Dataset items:
══════════════════════════════

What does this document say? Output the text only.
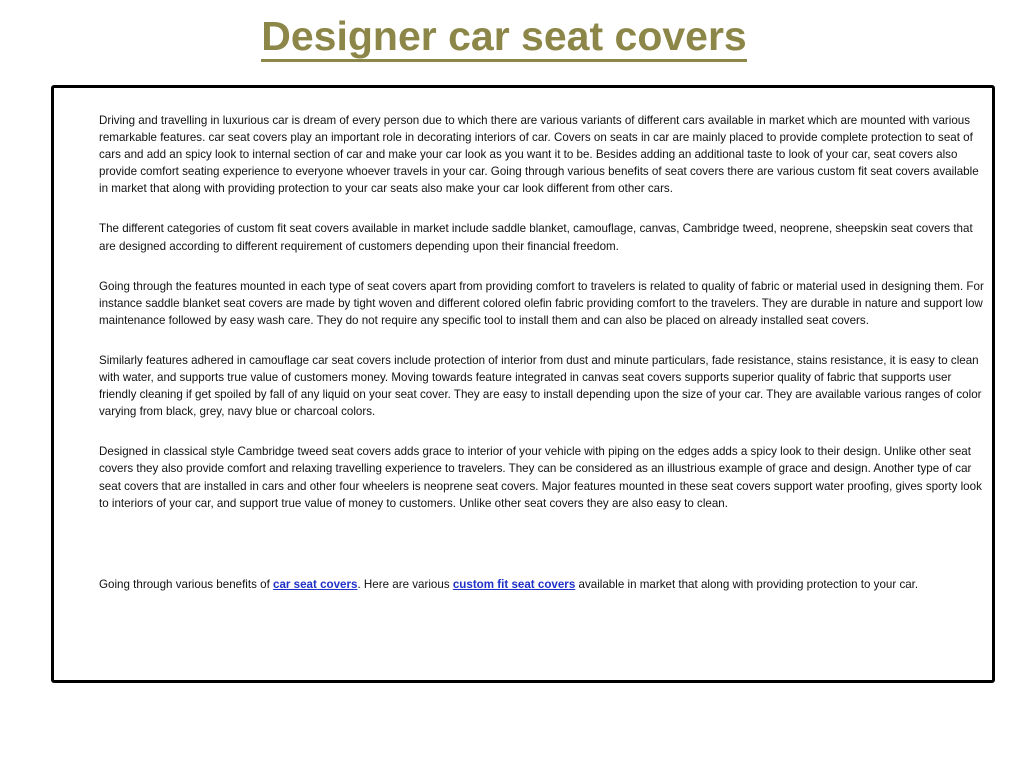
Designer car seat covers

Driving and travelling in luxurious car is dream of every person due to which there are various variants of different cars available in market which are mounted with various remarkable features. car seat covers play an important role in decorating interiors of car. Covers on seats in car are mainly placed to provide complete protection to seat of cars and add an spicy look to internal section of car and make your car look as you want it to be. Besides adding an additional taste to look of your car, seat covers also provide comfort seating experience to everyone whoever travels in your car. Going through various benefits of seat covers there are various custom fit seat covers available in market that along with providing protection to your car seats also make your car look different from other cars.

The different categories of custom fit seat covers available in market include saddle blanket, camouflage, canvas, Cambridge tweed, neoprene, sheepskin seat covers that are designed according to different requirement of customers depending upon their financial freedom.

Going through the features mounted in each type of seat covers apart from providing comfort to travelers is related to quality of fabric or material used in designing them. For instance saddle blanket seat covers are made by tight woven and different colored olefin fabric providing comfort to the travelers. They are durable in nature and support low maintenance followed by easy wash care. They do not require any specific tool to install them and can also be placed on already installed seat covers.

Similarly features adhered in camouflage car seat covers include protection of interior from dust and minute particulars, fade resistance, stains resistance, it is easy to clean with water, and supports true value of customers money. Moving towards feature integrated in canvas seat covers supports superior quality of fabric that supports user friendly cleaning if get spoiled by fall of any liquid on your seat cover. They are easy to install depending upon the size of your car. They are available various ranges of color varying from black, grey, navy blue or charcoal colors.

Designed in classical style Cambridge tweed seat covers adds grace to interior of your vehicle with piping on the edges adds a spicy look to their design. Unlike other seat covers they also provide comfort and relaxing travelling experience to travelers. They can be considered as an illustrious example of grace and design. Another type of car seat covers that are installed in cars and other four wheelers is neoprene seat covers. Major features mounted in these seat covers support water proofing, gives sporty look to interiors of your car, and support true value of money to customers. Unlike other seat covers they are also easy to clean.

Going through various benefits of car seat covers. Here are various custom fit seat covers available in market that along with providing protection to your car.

══════════════════════════════

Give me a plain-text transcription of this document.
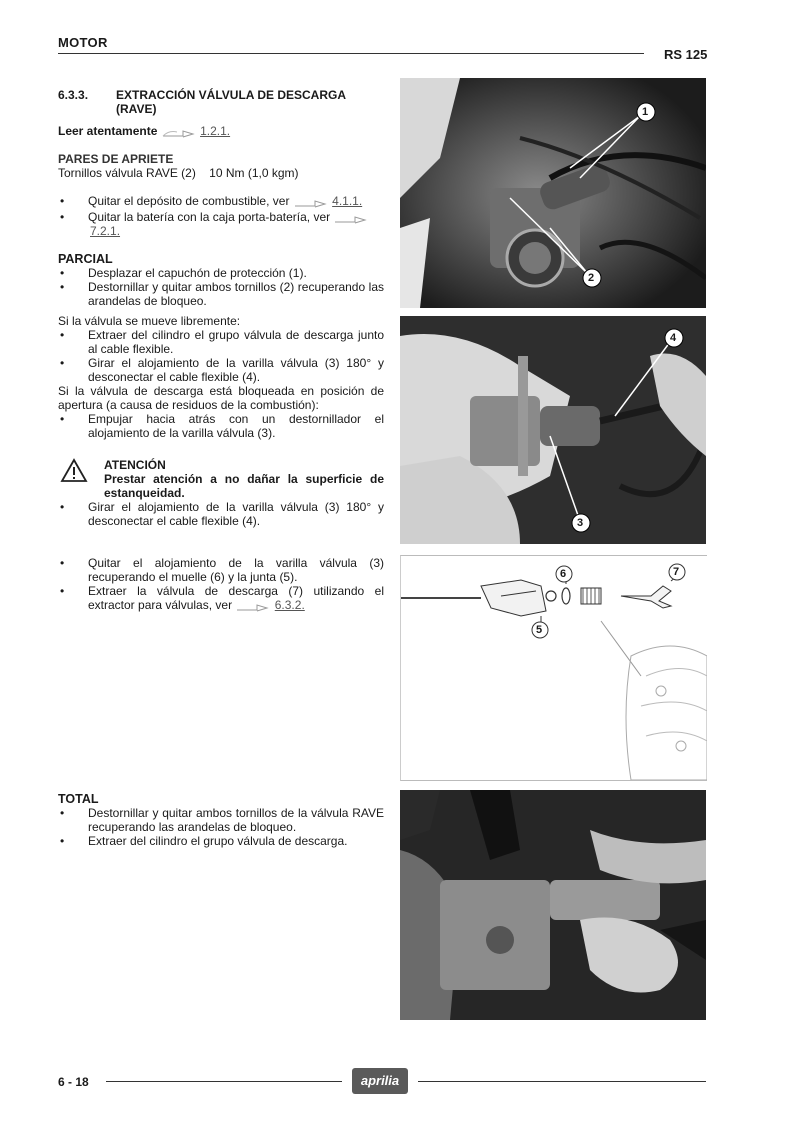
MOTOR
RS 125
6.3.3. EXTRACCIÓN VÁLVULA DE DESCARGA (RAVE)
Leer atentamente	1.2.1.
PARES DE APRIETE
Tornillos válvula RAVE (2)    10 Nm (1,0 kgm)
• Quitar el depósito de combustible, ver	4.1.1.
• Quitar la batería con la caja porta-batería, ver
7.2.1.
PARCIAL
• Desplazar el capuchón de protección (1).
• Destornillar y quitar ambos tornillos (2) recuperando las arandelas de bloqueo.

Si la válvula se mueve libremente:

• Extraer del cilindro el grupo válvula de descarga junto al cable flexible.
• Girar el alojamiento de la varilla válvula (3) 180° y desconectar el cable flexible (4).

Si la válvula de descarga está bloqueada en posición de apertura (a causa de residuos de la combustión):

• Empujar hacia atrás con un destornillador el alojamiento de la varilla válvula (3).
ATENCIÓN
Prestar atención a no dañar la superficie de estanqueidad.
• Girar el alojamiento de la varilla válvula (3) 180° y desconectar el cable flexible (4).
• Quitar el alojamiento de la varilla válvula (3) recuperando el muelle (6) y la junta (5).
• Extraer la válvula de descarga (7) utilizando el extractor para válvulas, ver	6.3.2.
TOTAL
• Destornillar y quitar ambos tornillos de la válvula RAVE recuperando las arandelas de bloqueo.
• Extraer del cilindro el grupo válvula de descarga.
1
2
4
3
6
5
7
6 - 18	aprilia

══════════════════════════════

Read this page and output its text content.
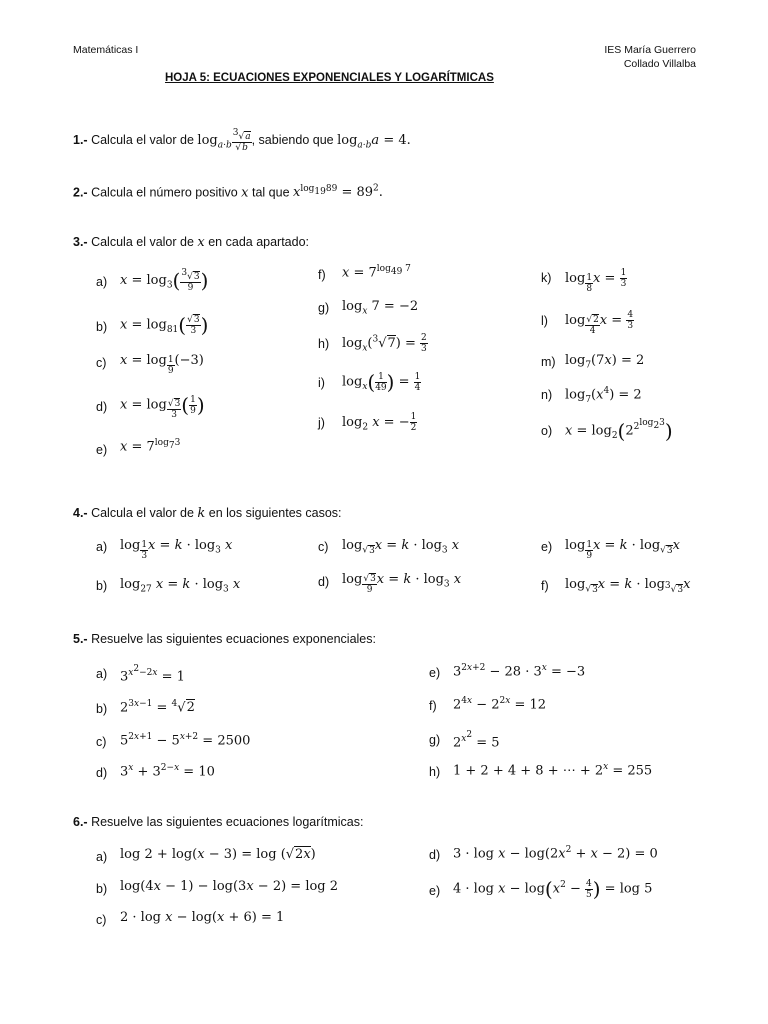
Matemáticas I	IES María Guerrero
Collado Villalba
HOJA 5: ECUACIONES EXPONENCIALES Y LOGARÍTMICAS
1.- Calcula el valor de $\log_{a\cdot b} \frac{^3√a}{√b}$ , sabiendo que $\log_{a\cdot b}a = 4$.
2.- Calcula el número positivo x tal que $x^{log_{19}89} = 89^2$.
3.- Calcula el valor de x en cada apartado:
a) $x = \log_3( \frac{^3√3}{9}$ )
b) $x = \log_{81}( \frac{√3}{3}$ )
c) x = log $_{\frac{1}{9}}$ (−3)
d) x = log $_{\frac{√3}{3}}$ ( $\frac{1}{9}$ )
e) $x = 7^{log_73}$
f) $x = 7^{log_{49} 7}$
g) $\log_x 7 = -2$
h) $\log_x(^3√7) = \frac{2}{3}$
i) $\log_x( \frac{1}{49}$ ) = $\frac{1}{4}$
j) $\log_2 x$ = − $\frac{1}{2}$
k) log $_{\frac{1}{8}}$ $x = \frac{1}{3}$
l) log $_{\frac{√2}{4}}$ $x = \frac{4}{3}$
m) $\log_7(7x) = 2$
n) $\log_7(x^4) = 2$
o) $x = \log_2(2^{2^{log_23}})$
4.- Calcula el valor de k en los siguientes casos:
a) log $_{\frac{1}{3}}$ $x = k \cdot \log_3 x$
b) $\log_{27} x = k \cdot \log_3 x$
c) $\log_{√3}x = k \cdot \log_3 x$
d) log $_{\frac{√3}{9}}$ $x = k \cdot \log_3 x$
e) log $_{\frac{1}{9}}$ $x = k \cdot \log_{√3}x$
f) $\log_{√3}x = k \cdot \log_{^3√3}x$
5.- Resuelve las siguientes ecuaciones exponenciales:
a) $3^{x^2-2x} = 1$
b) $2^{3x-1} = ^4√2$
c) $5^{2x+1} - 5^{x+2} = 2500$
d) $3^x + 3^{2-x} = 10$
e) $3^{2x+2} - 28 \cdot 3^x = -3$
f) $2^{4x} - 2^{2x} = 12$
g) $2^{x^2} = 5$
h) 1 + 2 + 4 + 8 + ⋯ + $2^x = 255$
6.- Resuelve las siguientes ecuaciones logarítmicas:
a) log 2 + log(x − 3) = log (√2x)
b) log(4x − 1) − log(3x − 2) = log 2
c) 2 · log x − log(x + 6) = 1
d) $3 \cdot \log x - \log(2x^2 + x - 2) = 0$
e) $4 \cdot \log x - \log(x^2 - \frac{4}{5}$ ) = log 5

══════════════════════════════

◆ **What to do**: Each line in the data that holds the string "bloqueo" should be found and copied.

◆ **Result of the task**:
• Destornillar y quitar ambos tornillos (2) recuperando las arandelas de bloqueo.
• Destornillar y quitar ambos tornillos de la válvula RAVE recuperando las arandelas de bloqueo.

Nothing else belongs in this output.